- DATASET RECORDS:
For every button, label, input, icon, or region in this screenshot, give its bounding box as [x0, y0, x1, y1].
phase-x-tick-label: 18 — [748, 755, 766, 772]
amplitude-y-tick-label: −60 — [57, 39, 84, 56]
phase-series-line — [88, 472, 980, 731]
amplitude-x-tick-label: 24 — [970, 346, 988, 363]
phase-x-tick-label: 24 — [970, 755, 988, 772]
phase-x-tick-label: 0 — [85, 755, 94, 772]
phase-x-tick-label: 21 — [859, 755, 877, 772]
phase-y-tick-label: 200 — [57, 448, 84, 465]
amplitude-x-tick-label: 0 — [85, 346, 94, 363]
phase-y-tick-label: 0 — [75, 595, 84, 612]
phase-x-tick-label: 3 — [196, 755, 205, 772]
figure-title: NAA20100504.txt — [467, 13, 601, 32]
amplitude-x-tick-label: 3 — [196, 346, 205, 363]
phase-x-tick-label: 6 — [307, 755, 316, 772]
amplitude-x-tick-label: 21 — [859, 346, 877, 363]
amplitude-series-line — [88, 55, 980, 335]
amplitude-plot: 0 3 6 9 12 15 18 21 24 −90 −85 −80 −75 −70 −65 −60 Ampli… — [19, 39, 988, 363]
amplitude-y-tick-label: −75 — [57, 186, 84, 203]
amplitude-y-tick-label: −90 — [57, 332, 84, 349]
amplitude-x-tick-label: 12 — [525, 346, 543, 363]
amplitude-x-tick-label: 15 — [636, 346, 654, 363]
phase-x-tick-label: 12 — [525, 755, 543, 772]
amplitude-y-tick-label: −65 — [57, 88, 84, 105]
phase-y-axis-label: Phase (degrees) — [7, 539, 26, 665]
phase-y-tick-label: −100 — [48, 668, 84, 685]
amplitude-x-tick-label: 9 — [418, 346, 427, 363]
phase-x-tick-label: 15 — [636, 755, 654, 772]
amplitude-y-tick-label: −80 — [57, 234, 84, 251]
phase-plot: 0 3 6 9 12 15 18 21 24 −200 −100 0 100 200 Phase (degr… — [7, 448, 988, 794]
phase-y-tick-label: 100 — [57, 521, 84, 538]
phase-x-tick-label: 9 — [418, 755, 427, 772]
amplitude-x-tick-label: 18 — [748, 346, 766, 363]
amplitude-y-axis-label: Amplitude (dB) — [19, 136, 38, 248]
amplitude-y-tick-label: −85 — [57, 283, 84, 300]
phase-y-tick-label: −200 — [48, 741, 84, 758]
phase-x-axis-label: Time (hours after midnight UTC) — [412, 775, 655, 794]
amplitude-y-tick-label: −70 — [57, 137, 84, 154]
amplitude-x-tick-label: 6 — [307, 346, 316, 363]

- DIRECTIVE: Could you give every line of the data above as a numbered list, leaving out any blank lines?

- FULL SOLUTION:
1. For every button, label, input, icon, or region in this screenshot, give its bounding box as [x0, y0, x1, y1].
2. phase-x-tick-label: 18 — [748, 755, 766, 772]
3. amplitude-y-tick-label: −60 — [57, 39, 84, 56]
4. phase-series-line — [88, 472, 980, 731]
5. amplitude-x-tick-label: 24 — [970, 346, 988, 363]
6. phase-x-tick-label: 24 — [970, 755, 988, 772]
7. phase-x-tick-label: 0 — [85, 755, 94, 772]
8. phase-x-tick-label: 21 — [859, 755, 877, 772]
9. phase-y-tick-label: 200 — [57, 448, 84, 465]
10. amplitude-x-tick-label: 0 — [85, 346, 94, 363]
11. phase-y-tick-label: 0 — [75, 595, 84, 612]
12. phase-x-tick-label: 3 — [196, 755, 205, 772]
13. figure-title: NAA20100504.txt — [467, 13, 601, 32]
14. amplitude-x-tick-label: 3 — [196, 346, 205, 363]
15. phase-x-tick-label: 6 — [307, 755, 316, 772]
16. amplitude-x-tick-label: 21 — [859, 346, 877, 363]
17. amplitude-series-line — [88, 55, 980, 335]
18. amplitude-plot: 0 3 6 9 12 15 18 21 24 −90 −85 −80 −75 −70 −65 −60 Ampli… — [19, 39, 988, 363]
19. amplitude-y-tick-label: −75 — [57, 186, 84, 203]
20. amplitude-y-tick-label: −90 — [57, 332, 84, 349]
21. amplitude-x-tick-label: 12 — [525, 346, 543, 363]
22. amplitude-x-tick-label: 15 — [636, 346, 654, 363]
23. phase-x-tick-label: 12 — [525, 755, 543, 772]
24. amplitude-y-tick-label: −65 — [57, 88, 84, 105]
25. phase-y-axis-label: Phase (degrees) — [7, 539, 26, 665]
26. phase-y-tick-label: −100 — [48, 668, 84, 685]
27. amplitude-x-tick-label: 9 — [418, 346, 427, 363]
28. phase-x-tick-label: 15 — [636, 755, 654, 772]
29. amplitude-y-tick-label: −80 — [57, 234, 84, 251]
30. phase-plot: 0 3 6 9 12 15 18 21 24 −200 −100 0 100 200 Phase (degr… — [7, 448, 988, 794]
31. phase-y-tick-label: 100 — [57, 521, 84, 538]
32. phase-x-tick-label: 9 — [418, 755, 427, 772]
33. amplitude-x-tick-label: 18 — [748, 346, 766, 363]
34. amplitude-y-axis-label: Amplitude (dB) — [19, 136, 38, 248]
35. amplitude-y-tick-label: −85 — [57, 283, 84, 300]
36. phase-y-tick-label: −200 — [48, 741, 84, 758]
37. phase-x-axis-label: Time (hours after midnight UTC) — [412, 775, 655, 794]
38. amplitude-y-tick-label: −70 — [57, 137, 84, 154]
39. amplitude-x-tick-label: 6 — [307, 346, 316, 363]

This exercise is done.